**ENTRIES SUPPLIED**
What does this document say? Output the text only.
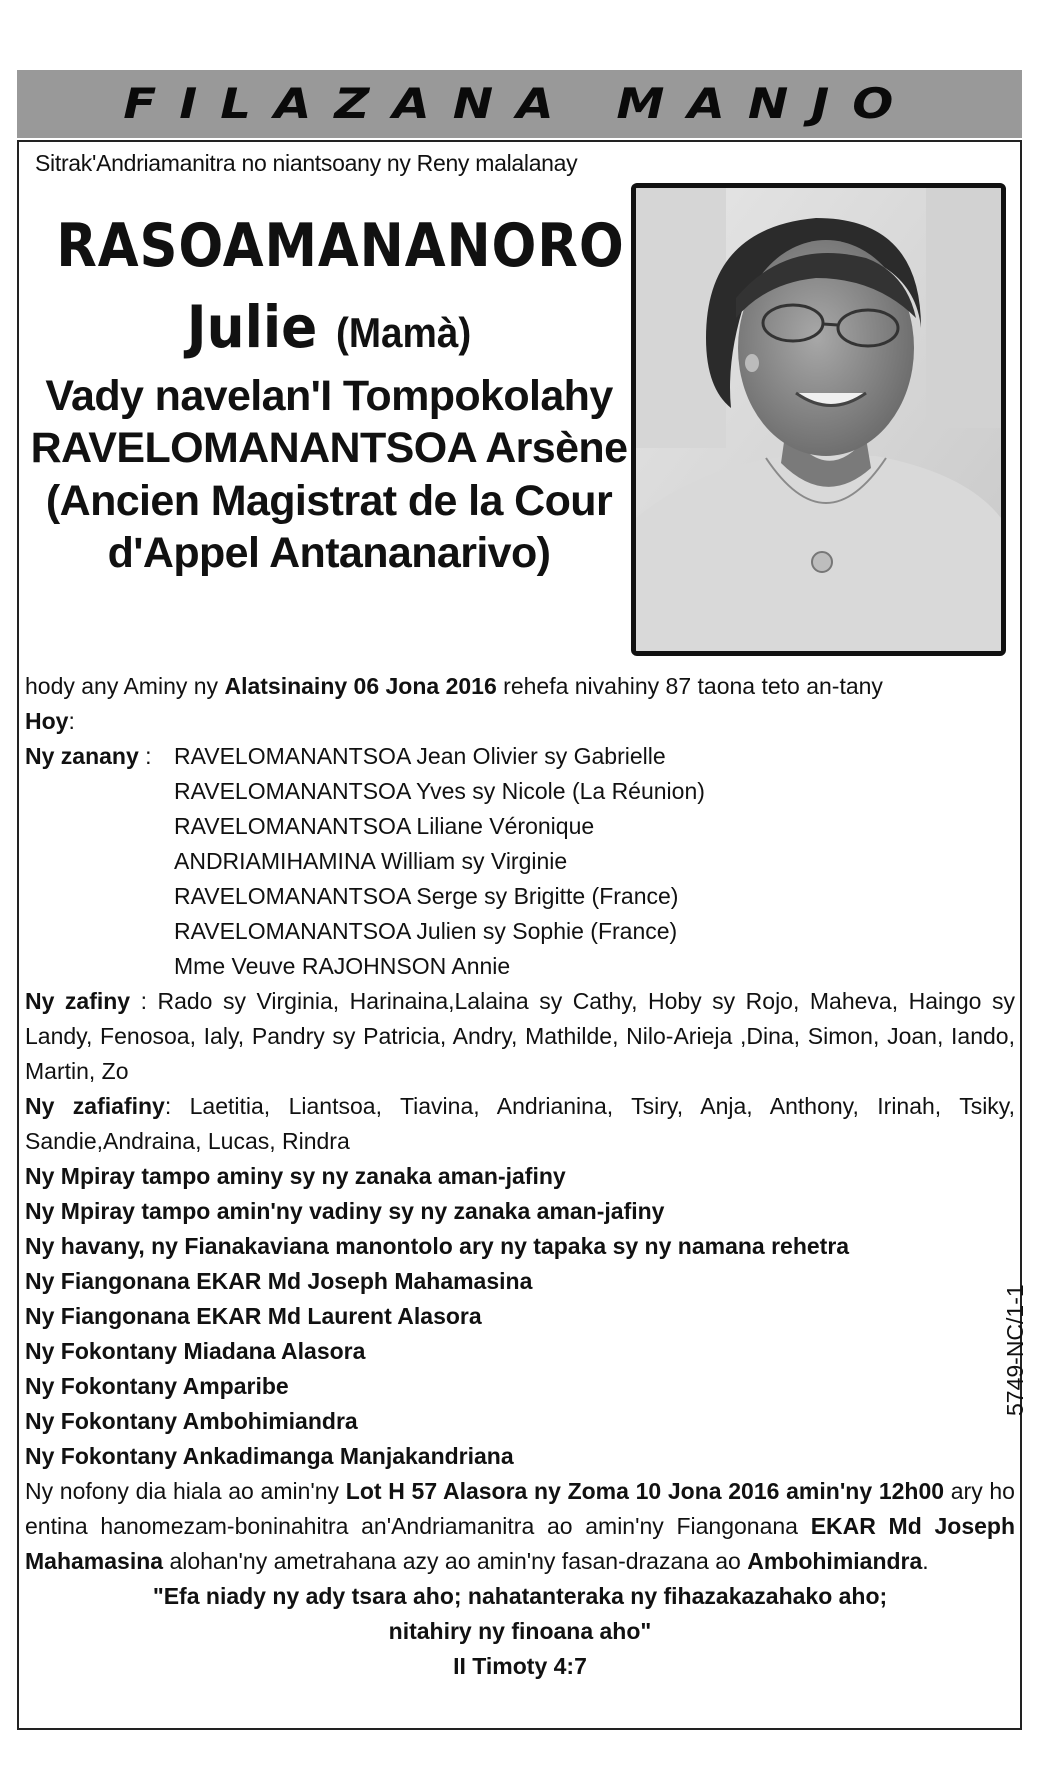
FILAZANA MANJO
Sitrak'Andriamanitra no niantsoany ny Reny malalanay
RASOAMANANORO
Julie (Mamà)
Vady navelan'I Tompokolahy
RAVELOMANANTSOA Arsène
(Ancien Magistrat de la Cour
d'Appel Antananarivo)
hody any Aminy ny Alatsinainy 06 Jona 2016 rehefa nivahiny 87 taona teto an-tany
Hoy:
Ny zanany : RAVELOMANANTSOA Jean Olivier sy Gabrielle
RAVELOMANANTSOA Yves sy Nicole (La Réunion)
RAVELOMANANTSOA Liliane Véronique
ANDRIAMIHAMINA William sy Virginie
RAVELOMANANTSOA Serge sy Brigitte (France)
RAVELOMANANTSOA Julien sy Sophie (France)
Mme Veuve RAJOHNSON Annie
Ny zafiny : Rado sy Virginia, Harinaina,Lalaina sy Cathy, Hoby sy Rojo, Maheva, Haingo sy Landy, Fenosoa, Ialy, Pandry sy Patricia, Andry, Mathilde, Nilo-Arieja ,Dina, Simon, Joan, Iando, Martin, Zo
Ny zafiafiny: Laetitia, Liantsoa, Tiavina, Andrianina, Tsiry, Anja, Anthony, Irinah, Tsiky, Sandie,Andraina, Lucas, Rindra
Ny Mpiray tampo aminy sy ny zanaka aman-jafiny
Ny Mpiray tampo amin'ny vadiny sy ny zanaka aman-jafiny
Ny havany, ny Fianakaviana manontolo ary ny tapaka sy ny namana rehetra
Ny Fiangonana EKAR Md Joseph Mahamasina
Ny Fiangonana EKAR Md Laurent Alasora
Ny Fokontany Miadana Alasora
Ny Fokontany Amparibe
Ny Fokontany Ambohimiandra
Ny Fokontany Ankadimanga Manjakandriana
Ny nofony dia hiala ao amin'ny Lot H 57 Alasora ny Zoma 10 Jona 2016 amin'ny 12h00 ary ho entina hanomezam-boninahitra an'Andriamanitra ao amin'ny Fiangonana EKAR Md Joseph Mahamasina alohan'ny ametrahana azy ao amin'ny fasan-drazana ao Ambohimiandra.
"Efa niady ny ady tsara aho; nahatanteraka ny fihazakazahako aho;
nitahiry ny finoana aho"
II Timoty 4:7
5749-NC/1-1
* * *
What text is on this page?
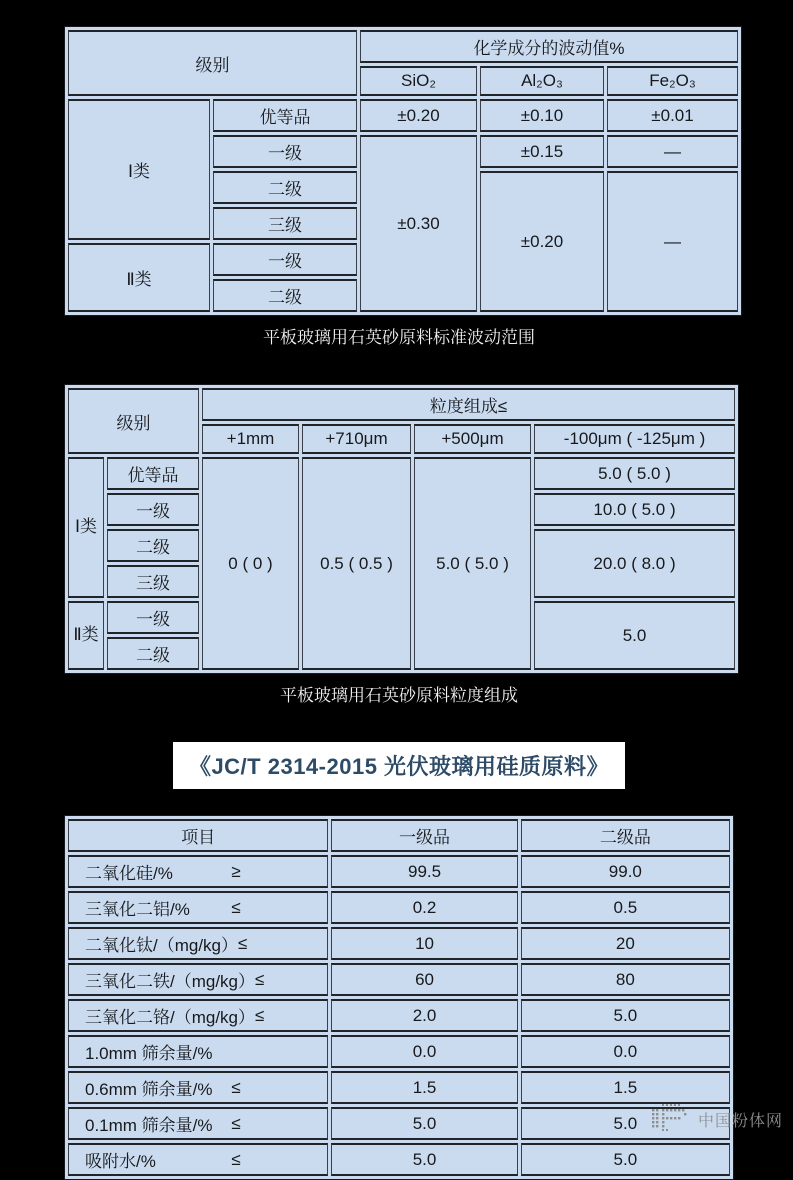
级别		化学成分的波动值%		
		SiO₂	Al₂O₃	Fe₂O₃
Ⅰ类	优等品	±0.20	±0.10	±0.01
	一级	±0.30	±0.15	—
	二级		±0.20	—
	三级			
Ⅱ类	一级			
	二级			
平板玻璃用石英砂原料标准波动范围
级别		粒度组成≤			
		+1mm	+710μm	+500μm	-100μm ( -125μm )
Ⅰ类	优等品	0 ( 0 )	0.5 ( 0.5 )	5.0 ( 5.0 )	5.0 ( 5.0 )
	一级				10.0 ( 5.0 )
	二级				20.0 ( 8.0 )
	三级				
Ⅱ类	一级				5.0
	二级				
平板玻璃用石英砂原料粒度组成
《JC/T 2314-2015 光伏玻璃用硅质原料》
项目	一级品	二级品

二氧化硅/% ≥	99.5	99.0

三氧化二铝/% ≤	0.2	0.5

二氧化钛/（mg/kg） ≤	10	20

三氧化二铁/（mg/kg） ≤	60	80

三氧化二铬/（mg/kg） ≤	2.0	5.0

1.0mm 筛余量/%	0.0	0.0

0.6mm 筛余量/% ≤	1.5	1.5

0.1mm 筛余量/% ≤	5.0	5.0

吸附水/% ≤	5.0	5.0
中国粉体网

**WRITTEN PROBLEM**
Scan the data for the word "Jona" and copy every line where it shows up.

**RESPONSE TO THIS TASK**
hody any Aminy ny Alatsinainy 06 Jona 2016 rehefa nivahiny 87 taona teto an-tany
Ny nofony dia hiala ao amin'ny Lot H 57 Alasora ny Zoma 10 Jona 2016 amin'ny 12h00 ary ho entina hanomezam-boninahitra an'Andriamanitra ao amin'ny Fiangonana EKAR Md Joseph Mahamasina alohan'ny ametrahana azy ao amin'ny fasan-drazana ao Ambohimiandra.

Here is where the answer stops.